# Task to carry out
Give the number of lines in the records below that include "Testing". Reply with that number alone.

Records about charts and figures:

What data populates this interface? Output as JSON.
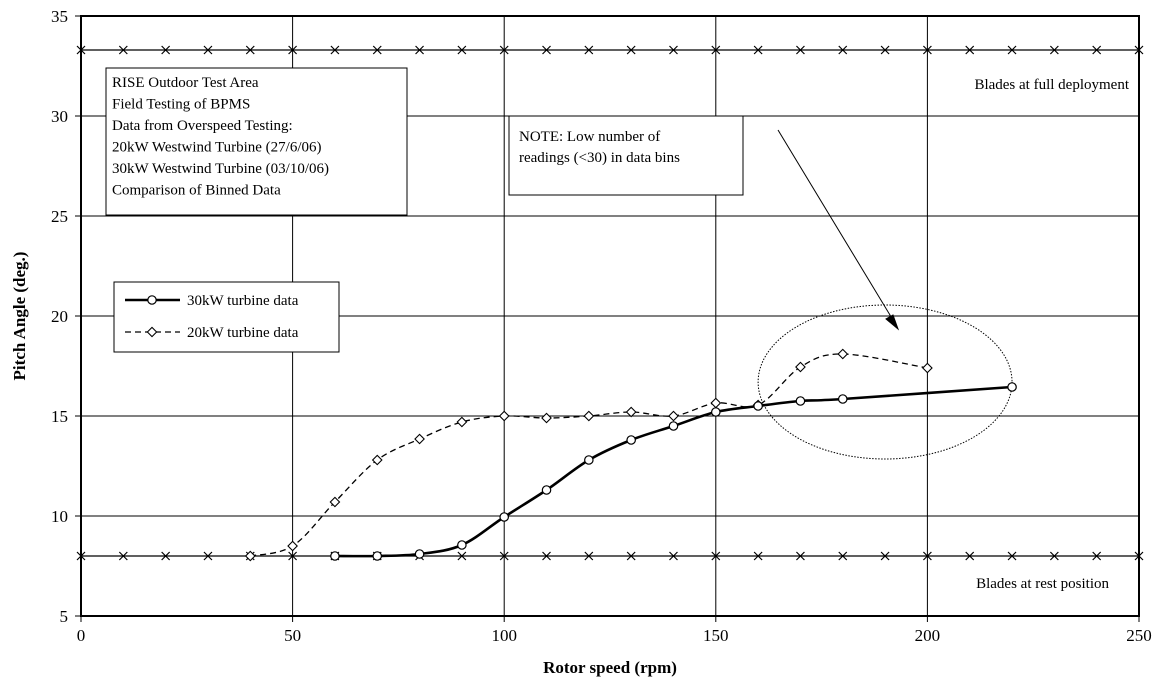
{
  "chart_data": {
    "type": "line",
    "xlabel": "Rotor speed (rpm)",
    "ylabel": "Pitch Angle (deg.)",
    "xlim": [
      0,
      250
    ],
    "ylim": [
      5,
      35
    ],
    "x_ticks": [
      0,
      50,
      100,
      150,
      200,
      250
    ],
    "y_ticks": [
      5,
      10,
      15,
      20,
      25,
      30,
      35
    ],
    "x_tick_labels": [
      "0",
      "50",
      "100",
      "150",
      "200",
      "250"
    ],
    "y_tick_labels": [
      "5",
      "10",
      "15",
      "20",
      "25",
      "30",
      "35"
    ],
    "grid": true,
    "info_box": [
      "RISE Outdoor Test Area",
      "Field Testing of BPMS",
      "Data from Overspeed Testing:",
      "20kW Westwind Turbine (27/6/06)",
      "30kW Westwind Turbine (03/10/06)",
      "Comparison of Binned Data"
    ],
    "note_box": [
      "NOTE: Low number of",
      "readings (<30) in data bins"
    ],
    "reference_lines": [
      {
        "label": "Blades at full deployment",
        "y": 33.3,
        "x_start": 0,
        "x_end": 250,
        "x_step": 10
      },
      {
        "label": "Blades at rest position",
        "y": 8.0,
        "x_start": 0,
        "x_end": 250,
        "x_step": 10
      }
    ],
    "legend_position": "left",
    "series": [
      {
        "name": "30kW turbine data",
        "style": "solid",
        "marker": "circle",
        "color": "#000000",
        "x": [
          60,
          70,
          80,
          90,
          100,
          110,
          120,
          130,
          140,
          150,
          160,
          170,
          180,
          220
        ],
        "y": [
          8.0,
          8.0,
          8.1,
          8.55,
          9.95,
          11.3,
          12.8,
          13.8,
          14.5,
          15.2,
          15.5,
          15.75,
          15.85,
          16.45
        ]
      },
      {
        "name": "20kW turbine data",
        "style": "dashed",
        "marker": "diamond",
        "color": "#000000",
        "x": [
          40,
          50,
          60,
          70,
          80,
          90,
          100,
          110,
          120,
          130,
          140,
          150,
          160,
          170,
          180,
          200
        ],
        "y": [
          8.0,
          8.5,
          10.7,
          12.8,
          13.85,
          14.7,
          15.0,
          14.9,
          15.0,
          15.2,
          15.0,
          15.65,
          15.55,
          17.45,
          18.1,
          17.4
        ]
      }
    ],
    "annotation_ellipse": {
      "cx": 190,
      "cy": 16.7,
      "rx": 30,
      "ry": 3.85
    }
  }
}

# Output below
2